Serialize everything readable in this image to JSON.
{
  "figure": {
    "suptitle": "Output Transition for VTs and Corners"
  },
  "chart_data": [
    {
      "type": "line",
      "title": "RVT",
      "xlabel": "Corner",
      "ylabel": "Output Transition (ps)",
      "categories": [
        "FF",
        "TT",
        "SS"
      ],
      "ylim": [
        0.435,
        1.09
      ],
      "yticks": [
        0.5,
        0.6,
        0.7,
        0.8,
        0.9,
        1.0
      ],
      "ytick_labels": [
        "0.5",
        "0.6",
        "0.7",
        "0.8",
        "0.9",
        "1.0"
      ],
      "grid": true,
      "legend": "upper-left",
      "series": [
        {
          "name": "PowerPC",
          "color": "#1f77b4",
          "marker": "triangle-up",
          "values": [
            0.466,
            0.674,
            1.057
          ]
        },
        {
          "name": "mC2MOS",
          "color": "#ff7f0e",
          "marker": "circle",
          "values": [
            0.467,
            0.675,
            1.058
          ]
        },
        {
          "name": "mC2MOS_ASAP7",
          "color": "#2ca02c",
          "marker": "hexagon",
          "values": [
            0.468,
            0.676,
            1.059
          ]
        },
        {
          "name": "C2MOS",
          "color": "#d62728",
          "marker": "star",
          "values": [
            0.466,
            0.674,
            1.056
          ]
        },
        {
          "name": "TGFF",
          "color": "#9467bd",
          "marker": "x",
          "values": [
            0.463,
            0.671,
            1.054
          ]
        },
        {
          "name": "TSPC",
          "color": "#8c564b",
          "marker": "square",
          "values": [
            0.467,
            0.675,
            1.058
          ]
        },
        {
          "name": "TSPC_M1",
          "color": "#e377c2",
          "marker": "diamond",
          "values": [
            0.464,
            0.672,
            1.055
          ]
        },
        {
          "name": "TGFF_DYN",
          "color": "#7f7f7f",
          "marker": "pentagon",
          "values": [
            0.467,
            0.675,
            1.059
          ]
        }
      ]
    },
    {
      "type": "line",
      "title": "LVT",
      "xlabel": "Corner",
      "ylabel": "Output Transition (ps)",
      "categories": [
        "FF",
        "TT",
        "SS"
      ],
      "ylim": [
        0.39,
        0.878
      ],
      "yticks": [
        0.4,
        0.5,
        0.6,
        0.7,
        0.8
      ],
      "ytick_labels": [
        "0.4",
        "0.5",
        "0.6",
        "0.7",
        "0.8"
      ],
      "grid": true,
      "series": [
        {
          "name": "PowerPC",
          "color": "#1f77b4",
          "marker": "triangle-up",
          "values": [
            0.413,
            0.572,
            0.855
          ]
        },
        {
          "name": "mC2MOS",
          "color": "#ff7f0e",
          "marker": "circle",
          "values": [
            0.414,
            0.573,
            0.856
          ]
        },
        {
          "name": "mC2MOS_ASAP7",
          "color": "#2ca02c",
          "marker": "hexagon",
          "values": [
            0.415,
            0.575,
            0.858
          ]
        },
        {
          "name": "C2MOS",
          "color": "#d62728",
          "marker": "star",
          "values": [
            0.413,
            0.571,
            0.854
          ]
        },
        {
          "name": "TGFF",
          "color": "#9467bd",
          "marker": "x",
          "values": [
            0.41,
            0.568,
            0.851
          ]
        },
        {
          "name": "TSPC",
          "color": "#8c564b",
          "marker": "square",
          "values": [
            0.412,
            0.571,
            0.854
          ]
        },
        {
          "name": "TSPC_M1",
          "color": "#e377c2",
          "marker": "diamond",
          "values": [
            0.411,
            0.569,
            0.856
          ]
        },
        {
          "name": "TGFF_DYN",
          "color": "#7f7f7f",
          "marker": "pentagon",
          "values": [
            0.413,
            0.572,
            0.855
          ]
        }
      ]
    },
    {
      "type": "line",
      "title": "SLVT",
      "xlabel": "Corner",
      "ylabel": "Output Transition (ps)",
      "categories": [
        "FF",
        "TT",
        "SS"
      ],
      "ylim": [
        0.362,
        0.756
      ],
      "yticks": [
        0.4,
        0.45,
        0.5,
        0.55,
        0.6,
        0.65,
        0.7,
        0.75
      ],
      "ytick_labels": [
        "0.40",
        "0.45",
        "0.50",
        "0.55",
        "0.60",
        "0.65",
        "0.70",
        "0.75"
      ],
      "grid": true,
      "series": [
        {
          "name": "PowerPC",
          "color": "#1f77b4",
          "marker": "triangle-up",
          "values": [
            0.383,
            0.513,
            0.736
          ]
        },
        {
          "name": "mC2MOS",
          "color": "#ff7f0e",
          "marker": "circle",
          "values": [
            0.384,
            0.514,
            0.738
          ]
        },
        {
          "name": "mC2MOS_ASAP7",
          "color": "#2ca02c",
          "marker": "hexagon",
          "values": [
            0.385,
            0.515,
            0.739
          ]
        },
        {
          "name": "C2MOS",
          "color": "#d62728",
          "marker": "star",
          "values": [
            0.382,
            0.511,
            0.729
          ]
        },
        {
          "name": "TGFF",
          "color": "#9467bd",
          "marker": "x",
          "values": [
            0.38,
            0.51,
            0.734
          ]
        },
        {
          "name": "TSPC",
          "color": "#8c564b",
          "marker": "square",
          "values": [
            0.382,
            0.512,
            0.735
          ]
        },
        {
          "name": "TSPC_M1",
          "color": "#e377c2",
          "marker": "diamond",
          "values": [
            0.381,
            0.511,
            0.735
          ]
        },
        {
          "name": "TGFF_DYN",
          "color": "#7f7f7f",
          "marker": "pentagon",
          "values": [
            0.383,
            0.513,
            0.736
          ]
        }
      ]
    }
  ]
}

====

> _SHORT TASK_
Go through the records and print each one exactly.

> _THE RESPONSE_
Serialize everything readable in this image to JSON.
{
  "figure": {
    "suptitle": "Output Transition for VTs and Corners"
  },
  "chart_data": [
    {
      "type": "line",
      "title": "RVT",
      "xlabel": "Corner",
      "ylabel": "Output Transition (ps)",
      "categories": [
        "FF",
        "TT",
        "SS"
      ],
      "ylim": [
        0.435,
        1.09
      ],
      "yticks": [
        0.5,
        0.6,
        0.7,
        0.8,
        0.9,
        1.0
      ],
      "ytick_labels": [
        "0.5",
        "0.6",
        "0.7",
        "0.8",
        "0.9",
        "1.0"
      ],
      "grid": true,
      "legend": "upper-left",
      "series": [
        {
          "name": "PowerPC",
          "color": "#1f77b4",
          "marker": "triangle-up",
          "values": [
            0.466,
            0.674,
            1.057
          ]
        },
        {
          "name": "mC2MOS",
          "color": "#ff7f0e",
          "marker": "circle",
          "values": [
            0.467,
            0.675,
            1.058
          ]
        },
        {
          "name": "mC2MOS_ASAP7",
          "color": "#2ca02c",
          "marker": "hexagon",
          "values": [
            0.468,
            0.676,
            1.059
          ]
        },
        {
          "name": "C2MOS",
          "color": "#d62728",
          "marker": "star",
          "values": [
            0.466,
            0.674,
            1.056
          ]
        },
        {
          "name": "TGFF",
          "color": "#9467bd",
          "marker": "x",
          "values": [
            0.463,
            0.671,
            1.054
          ]
        },
        {
          "name": "TSPC",
          "color": "#8c564b",
          "marker": "square",
          "values": [
            0.467,
            0.675,
            1.058
          ]
        },
        {
          "name": "TSPC_M1",
          "color": "#e377c2",
          "marker": "diamond",
          "values": [
            0.464,
            0.672,
            1.055
          ]
        },
        {
          "name": "TGFF_DYN",
          "color": "#7f7f7f",
          "marker": "pentagon",
          "values": [
            0.467,
            0.675,
            1.059
          ]
        }
      ]
    },
    {
      "type": "line",
      "title": "LVT",
      "xlabel": "Corner",
      "ylabel": "Output Transition (ps)",
      "categories": [
        "FF",
        "TT",
        "SS"
      ],
      "ylim": [
        0.39,
        0.878
      ],
      "yticks": [
        0.4,
        0.5,
        0.6,
        0.7,
        0.8
      ],
      "ytick_labels": [
        "0.4",
        "0.5",
        "0.6",
        "0.7",
        "0.8"
      ],
      "grid": true,
      "series": [
        {
          "name": "PowerPC",
          "color": "#1f77b4",
          "marker": "triangle-up",
          "values": [
            0.413,
            0.572,
            0.855
          ]
        },
        {
          "name": "mC2MOS",
          "color": "#ff7f0e",
          "marker": "circle",
          "values": [
            0.414,
            0.573,
            0.856
          ]
        },
        {
          "name": "mC2MOS_ASAP7",
          "color": "#2ca02c",
          "marker": "hexagon",
          "values": [
            0.415,
            0.575,
            0.858
          ]
        },
        {
          "name": "C2MOS",
          "color": "#d62728",
          "marker": "star",
          "values": [
            0.413,
            0.571,
            0.854
          ]
        },
        {
          "name": "TGFF",
          "color": "#9467bd",
          "marker": "x",
          "values": [
            0.41,
            0.568,
            0.851
          ]
        },
        {
          "name": "TSPC",
          "color": "#8c564b",
          "marker": "square",
          "values": [
            0.412,
            0.571,
            0.854
          ]
        },
        {
          "name": "TSPC_M1",
          "color": "#e377c2",
          "marker": "diamond",
          "values": [
            0.411,
            0.569,
            0.856
          ]
        },
        {
          "name": "TGFF_DYN",
          "color": "#7f7f7f",
          "marker": "pentagon",
          "values": [
            0.413,
            0.572,
            0.855
          ]
        }
      ]
    },
    {
      "type": "line",
      "title": "SLVT",
      "xlabel": "Corner",
      "ylabel": "Output Transition (ps)",
      "categories": [
        "FF",
        "TT",
        "SS"
      ],
      "ylim": [
        0.362,
        0.756
      ],
      "yticks": [
        0.4,
        0.45,
        0.5,
        0.55,
        0.6,
        0.65,
        0.7,
        0.75
      ],
      "ytick_labels": [
        "0.40",
        "0.45",
        "0.50",
        "0.55",
        "0.60",
        "0.65",
        "0.70",
        "0.75"
      ],
      "grid": true,
      "series": [
        {
          "name": "PowerPC",
          "color": "#1f77b4",
          "marker": "triangle-up",
          "values": [
            0.383,
            0.513,
            0.736
          ]
        },
        {
          "name": "mC2MOS",
          "color": "#ff7f0e",
          "marker": "circle",
          "values": [
            0.384,
            0.514,
            0.738
          ]
        },
        {
          "name": "mC2MOS_ASAP7",
          "color": "#2ca02c",
          "marker": "hexagon",
          "values": [
            0.385,
            0.515,
            0.739
          ]
        },
        {
          "name": "C2MOS",
          "color": "#d62728",
          "marker": "star",
          "values": [
            0.382,
            0.511,
            0.729
          ]
        },
        {
          "name": "TGFF",
          "color": "#9467bd",
          "marker": "x",
          "values": [
            0.38,
            0.51,
            0.734
          ]
        },
        {
          "name": "TSPC",
          "color": "#8c564b",
          "marker": "square",
          "values": [
            0.382,
            0.512,
            0.735
          ]
        },
        {
          "name": "TSPC_M1",
          "color": "#e377c2",
          "marker": "diamond",
          "values": [
            0.381,
            0.511,
            0.735
          ]
        },
        {
          "name": "TGFF_DYN",
          "color": "#7f7f7f",
          "marker": "pentagon",
          "values": [
            0.383,
            0.513,
            0.736
          ]
        }
      ]
    }
  ]
}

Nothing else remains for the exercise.